Given request
Reproduce every line in the listing that contains the word "Iacoangeli".

+===+

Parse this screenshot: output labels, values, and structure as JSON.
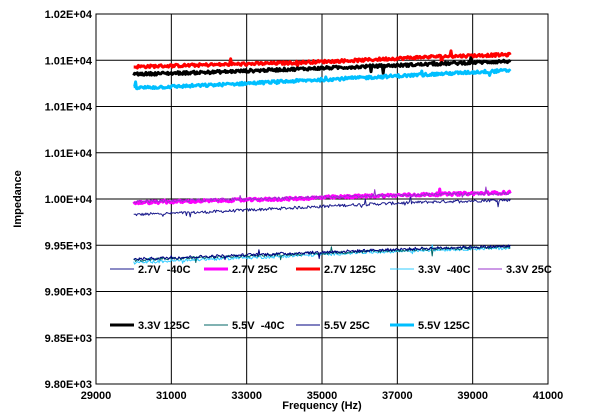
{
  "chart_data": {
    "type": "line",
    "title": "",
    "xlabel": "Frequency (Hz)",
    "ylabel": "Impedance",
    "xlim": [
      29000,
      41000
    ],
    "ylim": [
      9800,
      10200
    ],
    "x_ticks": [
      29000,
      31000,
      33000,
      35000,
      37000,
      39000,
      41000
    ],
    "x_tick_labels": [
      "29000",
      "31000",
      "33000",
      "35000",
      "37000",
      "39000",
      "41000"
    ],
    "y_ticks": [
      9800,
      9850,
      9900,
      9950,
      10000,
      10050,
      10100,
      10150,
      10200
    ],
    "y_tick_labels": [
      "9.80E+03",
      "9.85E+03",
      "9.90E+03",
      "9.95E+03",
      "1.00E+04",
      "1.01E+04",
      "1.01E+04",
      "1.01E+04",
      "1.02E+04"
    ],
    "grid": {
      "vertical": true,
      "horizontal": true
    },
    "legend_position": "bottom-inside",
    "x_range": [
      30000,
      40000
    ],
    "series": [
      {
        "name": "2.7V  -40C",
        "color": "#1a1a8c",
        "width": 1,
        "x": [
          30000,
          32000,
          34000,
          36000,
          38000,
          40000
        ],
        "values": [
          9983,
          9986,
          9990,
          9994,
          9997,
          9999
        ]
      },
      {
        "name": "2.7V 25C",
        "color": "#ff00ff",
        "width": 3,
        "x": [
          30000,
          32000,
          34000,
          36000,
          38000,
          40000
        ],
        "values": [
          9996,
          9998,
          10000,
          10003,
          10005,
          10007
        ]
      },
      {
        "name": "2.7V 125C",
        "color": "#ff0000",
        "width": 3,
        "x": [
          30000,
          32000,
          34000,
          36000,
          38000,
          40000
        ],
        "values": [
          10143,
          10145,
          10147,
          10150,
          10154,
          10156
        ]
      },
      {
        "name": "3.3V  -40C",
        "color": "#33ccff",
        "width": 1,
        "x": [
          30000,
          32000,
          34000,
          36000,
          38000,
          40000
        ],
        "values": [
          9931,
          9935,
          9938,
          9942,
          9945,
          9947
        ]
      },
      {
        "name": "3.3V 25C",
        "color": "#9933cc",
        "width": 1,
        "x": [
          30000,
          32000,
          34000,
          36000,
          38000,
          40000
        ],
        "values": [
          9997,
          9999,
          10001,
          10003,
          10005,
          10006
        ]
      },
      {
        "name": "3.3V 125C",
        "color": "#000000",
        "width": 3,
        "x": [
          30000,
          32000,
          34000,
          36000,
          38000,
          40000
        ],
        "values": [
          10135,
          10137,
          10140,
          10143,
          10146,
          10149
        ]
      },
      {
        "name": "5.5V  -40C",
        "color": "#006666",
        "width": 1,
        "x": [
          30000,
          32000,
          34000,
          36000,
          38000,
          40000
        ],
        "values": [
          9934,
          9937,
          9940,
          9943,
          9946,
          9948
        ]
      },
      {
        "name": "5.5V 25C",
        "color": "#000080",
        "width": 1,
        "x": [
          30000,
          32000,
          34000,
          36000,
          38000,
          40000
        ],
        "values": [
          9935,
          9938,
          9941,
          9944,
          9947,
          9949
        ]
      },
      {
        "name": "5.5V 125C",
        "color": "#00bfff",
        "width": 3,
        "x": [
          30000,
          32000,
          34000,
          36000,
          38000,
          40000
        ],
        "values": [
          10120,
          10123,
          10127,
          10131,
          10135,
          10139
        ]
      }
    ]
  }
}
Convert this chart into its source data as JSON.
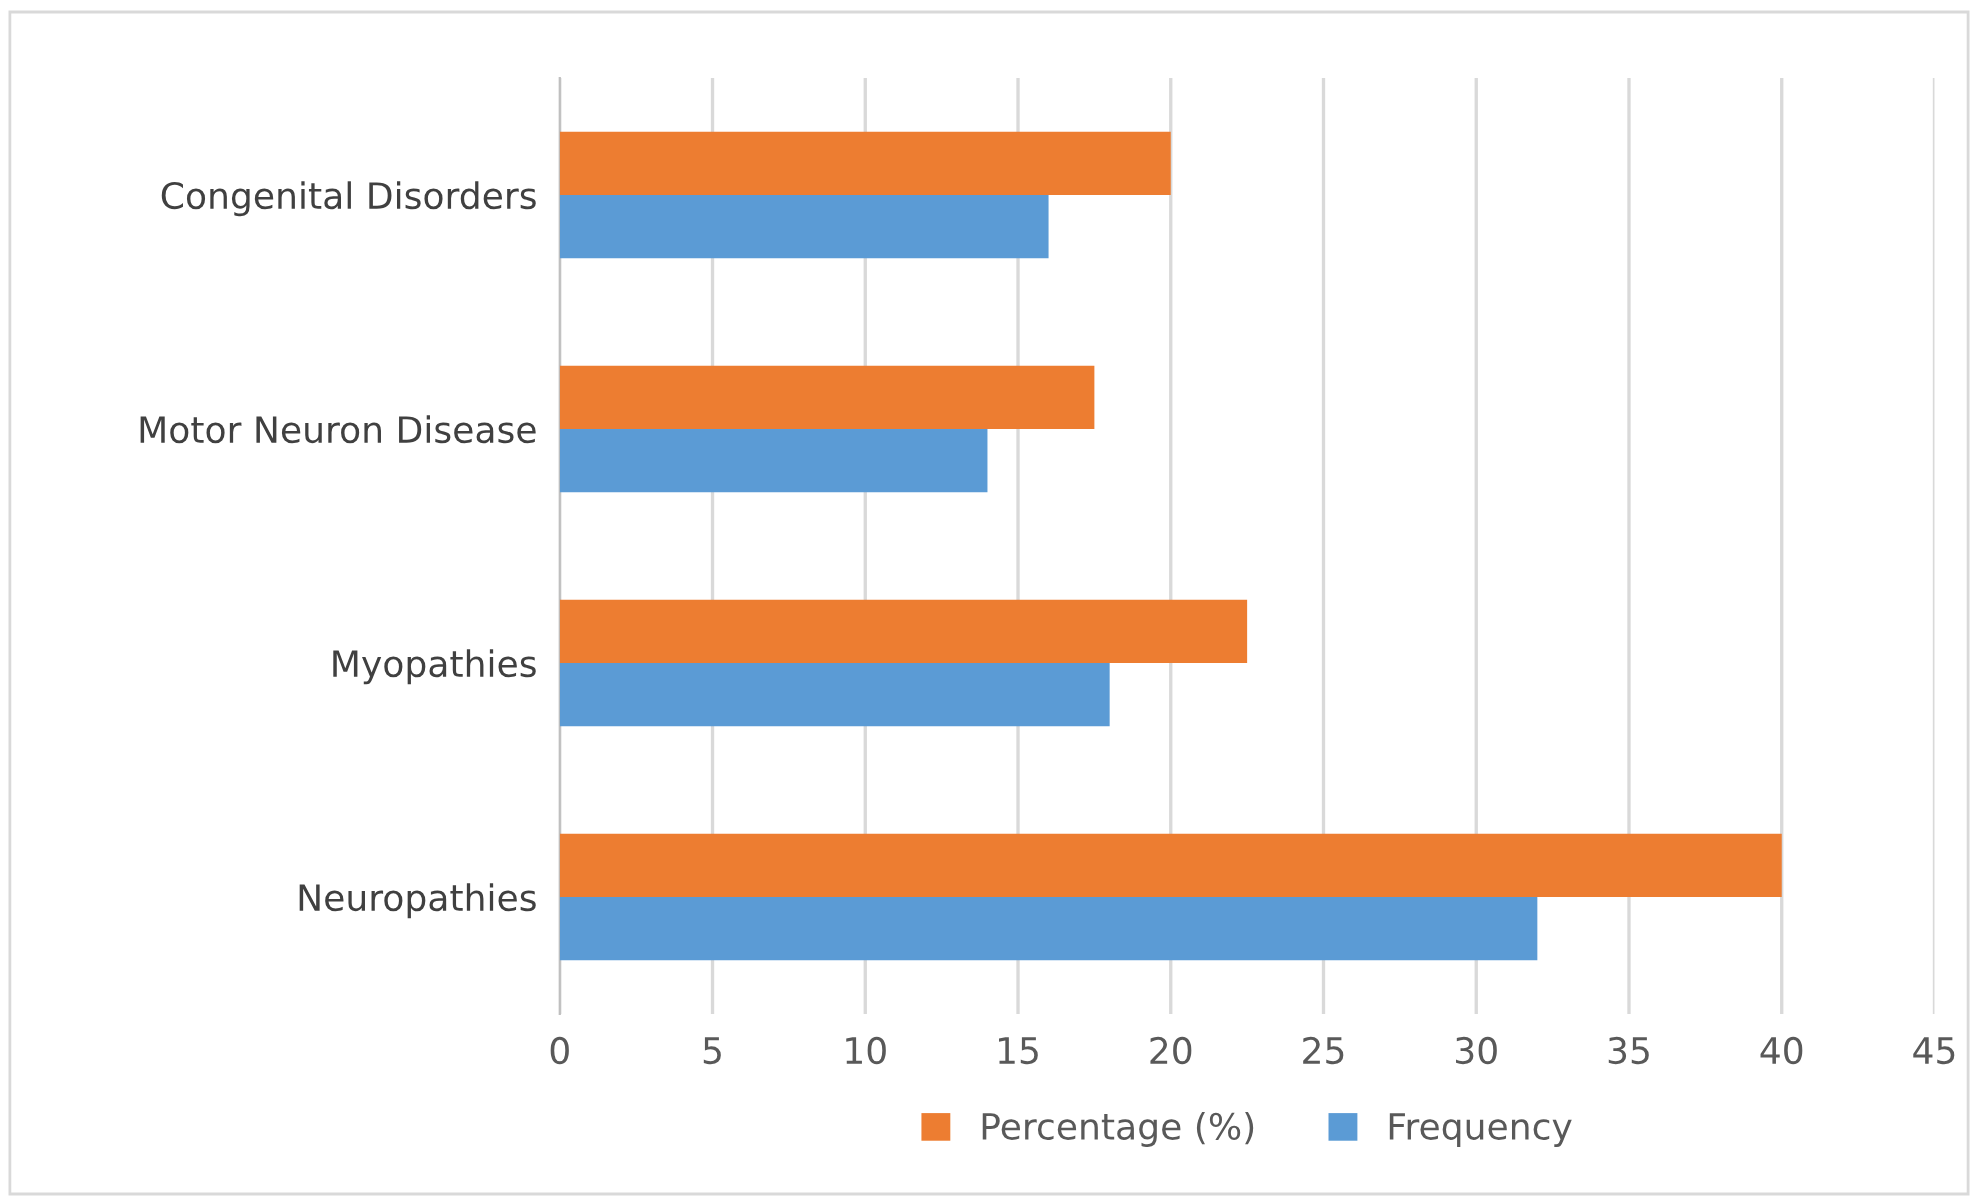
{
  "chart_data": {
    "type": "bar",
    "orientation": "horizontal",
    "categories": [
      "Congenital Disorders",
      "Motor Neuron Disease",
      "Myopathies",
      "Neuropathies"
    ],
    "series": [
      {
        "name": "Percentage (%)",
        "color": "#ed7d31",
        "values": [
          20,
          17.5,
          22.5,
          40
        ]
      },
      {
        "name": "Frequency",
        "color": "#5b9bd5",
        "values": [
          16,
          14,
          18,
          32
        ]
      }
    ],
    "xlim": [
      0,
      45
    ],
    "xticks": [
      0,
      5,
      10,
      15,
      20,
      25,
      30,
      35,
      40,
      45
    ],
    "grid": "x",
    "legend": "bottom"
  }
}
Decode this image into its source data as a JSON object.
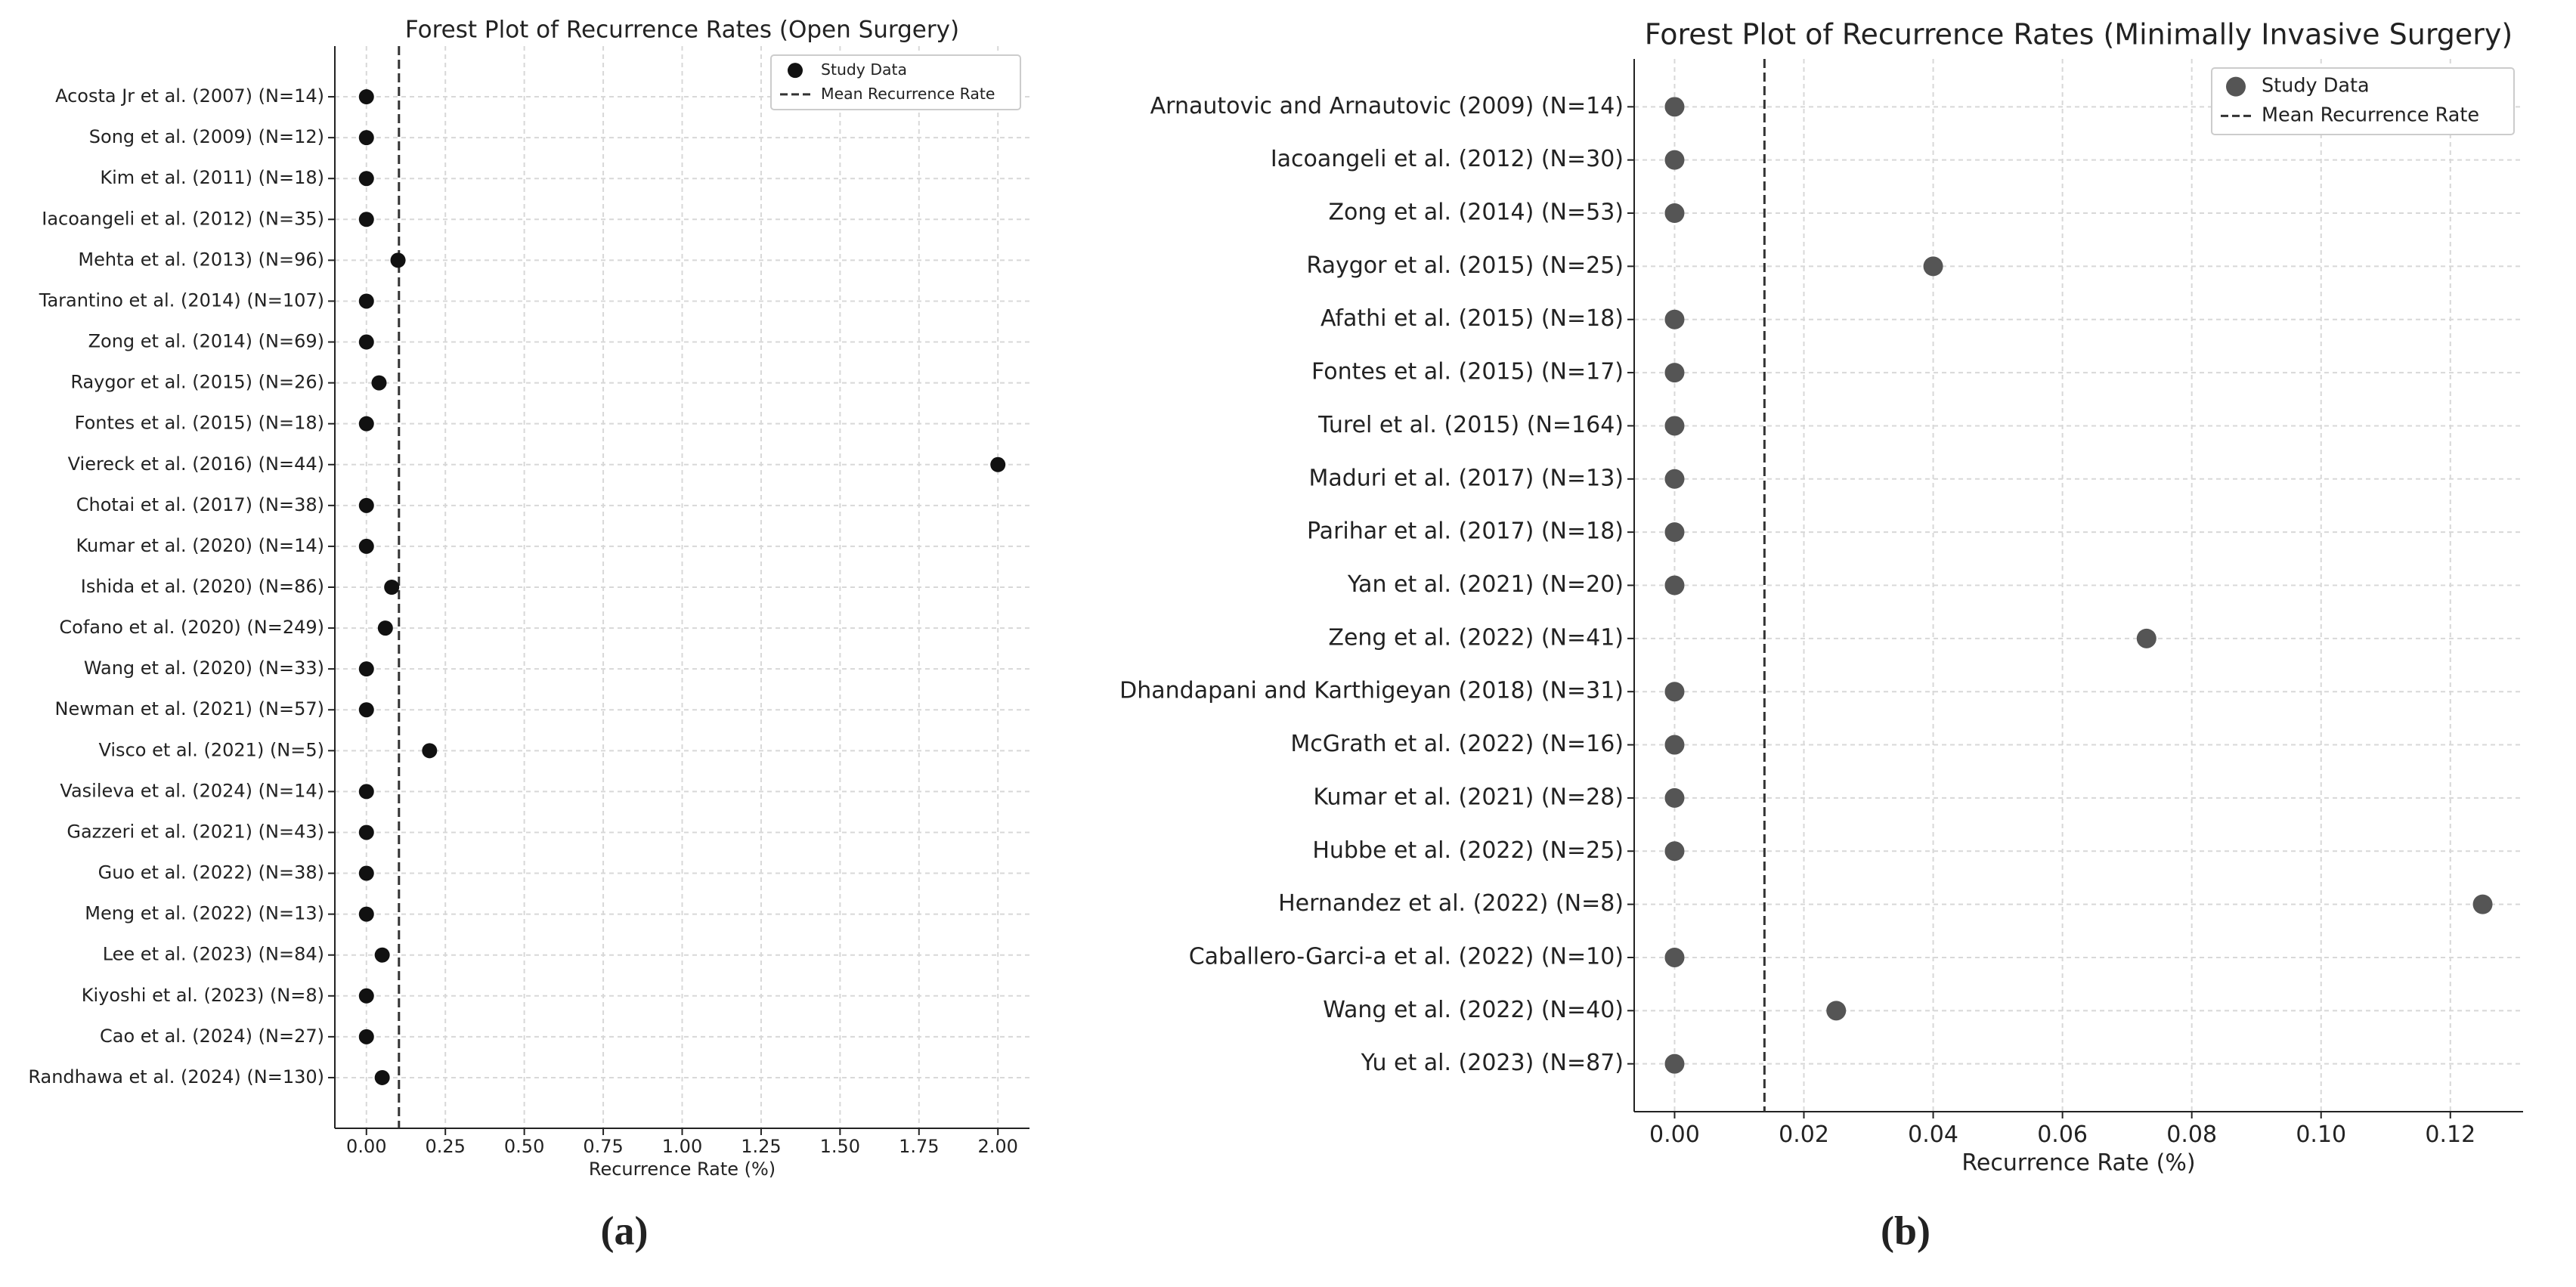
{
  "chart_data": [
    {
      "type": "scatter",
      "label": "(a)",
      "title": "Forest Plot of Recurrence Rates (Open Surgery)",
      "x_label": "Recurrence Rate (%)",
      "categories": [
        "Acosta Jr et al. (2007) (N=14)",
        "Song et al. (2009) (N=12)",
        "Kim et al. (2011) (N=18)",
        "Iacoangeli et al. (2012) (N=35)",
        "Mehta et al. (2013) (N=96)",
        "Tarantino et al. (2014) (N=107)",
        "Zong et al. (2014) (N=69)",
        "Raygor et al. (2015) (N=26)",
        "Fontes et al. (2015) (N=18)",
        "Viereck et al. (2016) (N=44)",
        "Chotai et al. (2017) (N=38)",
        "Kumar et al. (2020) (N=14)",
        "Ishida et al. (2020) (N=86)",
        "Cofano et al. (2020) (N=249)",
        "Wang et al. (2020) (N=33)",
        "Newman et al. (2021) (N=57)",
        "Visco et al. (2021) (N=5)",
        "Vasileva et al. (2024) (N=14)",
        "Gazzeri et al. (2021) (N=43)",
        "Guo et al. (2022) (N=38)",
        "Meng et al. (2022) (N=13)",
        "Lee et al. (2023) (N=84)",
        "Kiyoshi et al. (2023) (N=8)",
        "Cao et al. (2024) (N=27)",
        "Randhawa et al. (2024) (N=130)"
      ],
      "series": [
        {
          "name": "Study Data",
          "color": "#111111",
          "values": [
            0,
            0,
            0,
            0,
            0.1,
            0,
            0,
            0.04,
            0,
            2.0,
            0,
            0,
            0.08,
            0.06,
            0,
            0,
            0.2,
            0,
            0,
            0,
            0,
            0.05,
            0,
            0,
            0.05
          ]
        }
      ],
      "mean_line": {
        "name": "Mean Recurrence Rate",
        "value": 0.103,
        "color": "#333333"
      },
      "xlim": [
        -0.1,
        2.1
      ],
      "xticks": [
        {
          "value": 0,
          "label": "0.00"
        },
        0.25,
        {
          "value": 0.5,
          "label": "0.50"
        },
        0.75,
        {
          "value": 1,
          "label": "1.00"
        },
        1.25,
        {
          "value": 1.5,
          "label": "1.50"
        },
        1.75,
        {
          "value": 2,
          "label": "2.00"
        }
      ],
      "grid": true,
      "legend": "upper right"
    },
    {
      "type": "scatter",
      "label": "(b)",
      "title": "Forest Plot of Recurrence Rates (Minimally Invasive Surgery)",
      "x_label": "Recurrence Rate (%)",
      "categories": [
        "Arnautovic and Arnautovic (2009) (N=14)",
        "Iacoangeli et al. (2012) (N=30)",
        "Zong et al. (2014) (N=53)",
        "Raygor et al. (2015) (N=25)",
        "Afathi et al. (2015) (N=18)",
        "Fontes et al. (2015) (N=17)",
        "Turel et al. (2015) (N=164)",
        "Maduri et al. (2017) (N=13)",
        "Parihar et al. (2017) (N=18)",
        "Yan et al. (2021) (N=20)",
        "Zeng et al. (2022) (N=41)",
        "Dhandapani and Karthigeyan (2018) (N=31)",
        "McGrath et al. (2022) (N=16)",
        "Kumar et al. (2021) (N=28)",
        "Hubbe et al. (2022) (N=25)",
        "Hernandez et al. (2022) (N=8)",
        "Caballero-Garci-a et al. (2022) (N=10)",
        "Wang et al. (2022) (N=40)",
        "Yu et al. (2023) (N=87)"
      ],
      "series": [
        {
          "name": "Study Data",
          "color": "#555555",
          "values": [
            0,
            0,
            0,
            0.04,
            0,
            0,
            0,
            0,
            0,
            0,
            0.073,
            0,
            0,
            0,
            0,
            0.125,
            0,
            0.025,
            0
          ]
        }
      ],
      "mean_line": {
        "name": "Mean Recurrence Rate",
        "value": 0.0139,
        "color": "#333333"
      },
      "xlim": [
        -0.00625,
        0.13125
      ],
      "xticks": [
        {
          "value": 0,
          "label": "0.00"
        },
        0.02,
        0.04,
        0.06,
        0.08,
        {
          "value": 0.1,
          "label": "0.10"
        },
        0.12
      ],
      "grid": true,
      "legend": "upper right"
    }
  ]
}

+===+

Task solution
        "Iacoangeli et al. (2012) (N=35)",
        "Iacoangeli et al. (2012) (N=30)",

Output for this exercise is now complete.